### [RECORD SET]
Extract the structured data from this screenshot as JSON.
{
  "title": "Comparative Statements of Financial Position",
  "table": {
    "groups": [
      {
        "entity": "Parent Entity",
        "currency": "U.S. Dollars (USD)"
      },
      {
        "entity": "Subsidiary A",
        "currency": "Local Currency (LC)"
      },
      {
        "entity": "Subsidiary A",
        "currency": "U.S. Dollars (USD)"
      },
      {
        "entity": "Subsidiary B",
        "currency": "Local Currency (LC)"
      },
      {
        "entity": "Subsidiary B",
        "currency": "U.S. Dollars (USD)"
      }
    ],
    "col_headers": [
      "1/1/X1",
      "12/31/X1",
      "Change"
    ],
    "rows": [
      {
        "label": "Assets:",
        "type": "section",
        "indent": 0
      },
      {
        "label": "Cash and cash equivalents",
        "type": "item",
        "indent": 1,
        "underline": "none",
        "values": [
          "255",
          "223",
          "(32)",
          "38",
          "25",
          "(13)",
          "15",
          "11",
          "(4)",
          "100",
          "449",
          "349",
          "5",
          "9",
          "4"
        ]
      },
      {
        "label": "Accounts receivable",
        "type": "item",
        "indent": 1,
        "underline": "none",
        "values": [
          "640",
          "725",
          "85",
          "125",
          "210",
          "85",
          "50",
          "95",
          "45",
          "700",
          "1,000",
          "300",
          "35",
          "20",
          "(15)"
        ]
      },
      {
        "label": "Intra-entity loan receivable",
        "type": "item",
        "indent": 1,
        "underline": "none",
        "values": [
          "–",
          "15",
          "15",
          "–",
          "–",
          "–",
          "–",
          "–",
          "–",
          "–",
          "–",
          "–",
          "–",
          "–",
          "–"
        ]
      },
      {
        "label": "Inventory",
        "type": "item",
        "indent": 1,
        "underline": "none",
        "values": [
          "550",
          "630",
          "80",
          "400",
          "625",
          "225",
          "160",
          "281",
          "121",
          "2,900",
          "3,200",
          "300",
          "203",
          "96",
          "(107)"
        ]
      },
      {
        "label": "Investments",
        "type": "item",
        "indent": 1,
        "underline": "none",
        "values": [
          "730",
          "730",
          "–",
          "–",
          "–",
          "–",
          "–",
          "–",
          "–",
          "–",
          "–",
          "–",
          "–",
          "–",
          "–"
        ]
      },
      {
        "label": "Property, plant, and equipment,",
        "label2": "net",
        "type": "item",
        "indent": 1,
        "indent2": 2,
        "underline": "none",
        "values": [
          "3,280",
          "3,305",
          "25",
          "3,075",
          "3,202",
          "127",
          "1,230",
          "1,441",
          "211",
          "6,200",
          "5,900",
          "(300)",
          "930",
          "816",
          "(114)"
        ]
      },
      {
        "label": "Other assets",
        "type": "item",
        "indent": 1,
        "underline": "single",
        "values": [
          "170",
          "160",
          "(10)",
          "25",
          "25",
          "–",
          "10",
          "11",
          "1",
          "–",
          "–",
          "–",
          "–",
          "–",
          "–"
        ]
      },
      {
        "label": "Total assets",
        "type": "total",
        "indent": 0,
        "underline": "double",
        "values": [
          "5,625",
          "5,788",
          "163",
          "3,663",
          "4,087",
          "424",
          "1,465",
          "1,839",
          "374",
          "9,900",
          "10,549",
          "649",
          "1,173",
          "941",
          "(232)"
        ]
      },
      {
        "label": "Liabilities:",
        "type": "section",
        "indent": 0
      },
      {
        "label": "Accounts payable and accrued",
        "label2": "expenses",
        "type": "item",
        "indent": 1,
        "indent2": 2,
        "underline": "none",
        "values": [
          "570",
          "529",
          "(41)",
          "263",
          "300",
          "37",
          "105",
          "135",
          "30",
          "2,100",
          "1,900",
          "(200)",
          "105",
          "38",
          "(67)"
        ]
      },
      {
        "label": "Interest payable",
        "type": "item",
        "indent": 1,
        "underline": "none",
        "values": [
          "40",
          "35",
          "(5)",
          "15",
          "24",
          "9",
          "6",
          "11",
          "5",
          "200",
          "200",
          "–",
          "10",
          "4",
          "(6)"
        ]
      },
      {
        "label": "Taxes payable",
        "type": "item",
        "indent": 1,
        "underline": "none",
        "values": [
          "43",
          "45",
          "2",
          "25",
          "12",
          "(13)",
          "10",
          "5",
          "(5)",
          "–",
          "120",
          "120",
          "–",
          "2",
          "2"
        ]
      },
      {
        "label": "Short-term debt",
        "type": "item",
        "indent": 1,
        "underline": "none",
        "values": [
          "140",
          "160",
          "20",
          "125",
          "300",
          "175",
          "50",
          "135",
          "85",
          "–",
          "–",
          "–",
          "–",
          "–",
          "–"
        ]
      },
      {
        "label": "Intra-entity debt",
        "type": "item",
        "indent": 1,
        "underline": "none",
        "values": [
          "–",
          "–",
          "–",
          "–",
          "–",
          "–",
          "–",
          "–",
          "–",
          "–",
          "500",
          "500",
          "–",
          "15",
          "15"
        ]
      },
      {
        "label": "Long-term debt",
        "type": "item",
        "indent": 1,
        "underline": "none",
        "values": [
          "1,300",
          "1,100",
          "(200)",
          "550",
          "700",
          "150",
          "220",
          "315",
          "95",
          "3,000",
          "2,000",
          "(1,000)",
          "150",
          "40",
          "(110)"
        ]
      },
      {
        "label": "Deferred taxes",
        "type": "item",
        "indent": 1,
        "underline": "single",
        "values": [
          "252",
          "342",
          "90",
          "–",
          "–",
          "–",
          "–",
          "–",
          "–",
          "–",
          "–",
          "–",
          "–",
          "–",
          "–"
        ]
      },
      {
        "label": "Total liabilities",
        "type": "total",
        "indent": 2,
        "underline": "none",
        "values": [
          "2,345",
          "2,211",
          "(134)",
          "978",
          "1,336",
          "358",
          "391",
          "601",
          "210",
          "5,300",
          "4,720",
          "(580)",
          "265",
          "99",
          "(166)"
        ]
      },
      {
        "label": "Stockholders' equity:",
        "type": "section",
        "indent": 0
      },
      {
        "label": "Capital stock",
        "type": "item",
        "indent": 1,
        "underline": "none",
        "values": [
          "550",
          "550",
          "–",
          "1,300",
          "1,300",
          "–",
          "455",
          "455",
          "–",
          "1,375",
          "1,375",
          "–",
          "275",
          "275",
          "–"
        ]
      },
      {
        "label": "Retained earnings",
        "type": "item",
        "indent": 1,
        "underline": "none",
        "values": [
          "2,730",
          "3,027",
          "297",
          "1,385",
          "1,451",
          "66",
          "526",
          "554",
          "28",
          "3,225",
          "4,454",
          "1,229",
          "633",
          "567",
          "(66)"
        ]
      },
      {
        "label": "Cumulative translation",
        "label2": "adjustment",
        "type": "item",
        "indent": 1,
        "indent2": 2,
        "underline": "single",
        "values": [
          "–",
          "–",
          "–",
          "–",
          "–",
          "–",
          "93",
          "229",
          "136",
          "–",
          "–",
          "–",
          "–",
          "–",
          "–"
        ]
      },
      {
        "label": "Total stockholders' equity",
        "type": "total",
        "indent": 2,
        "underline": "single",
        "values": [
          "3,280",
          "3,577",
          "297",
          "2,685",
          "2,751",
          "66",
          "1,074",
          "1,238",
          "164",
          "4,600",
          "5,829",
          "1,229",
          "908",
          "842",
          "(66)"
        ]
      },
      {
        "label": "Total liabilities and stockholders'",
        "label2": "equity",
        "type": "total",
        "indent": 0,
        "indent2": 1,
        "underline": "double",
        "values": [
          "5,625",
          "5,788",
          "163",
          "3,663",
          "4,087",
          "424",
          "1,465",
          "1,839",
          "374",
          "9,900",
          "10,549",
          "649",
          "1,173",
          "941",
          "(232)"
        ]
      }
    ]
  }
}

### [YOUR TASK]
In the entries above, count each line with "Intra"; reply with the total only.

### [EXPECTED ANSWER]
2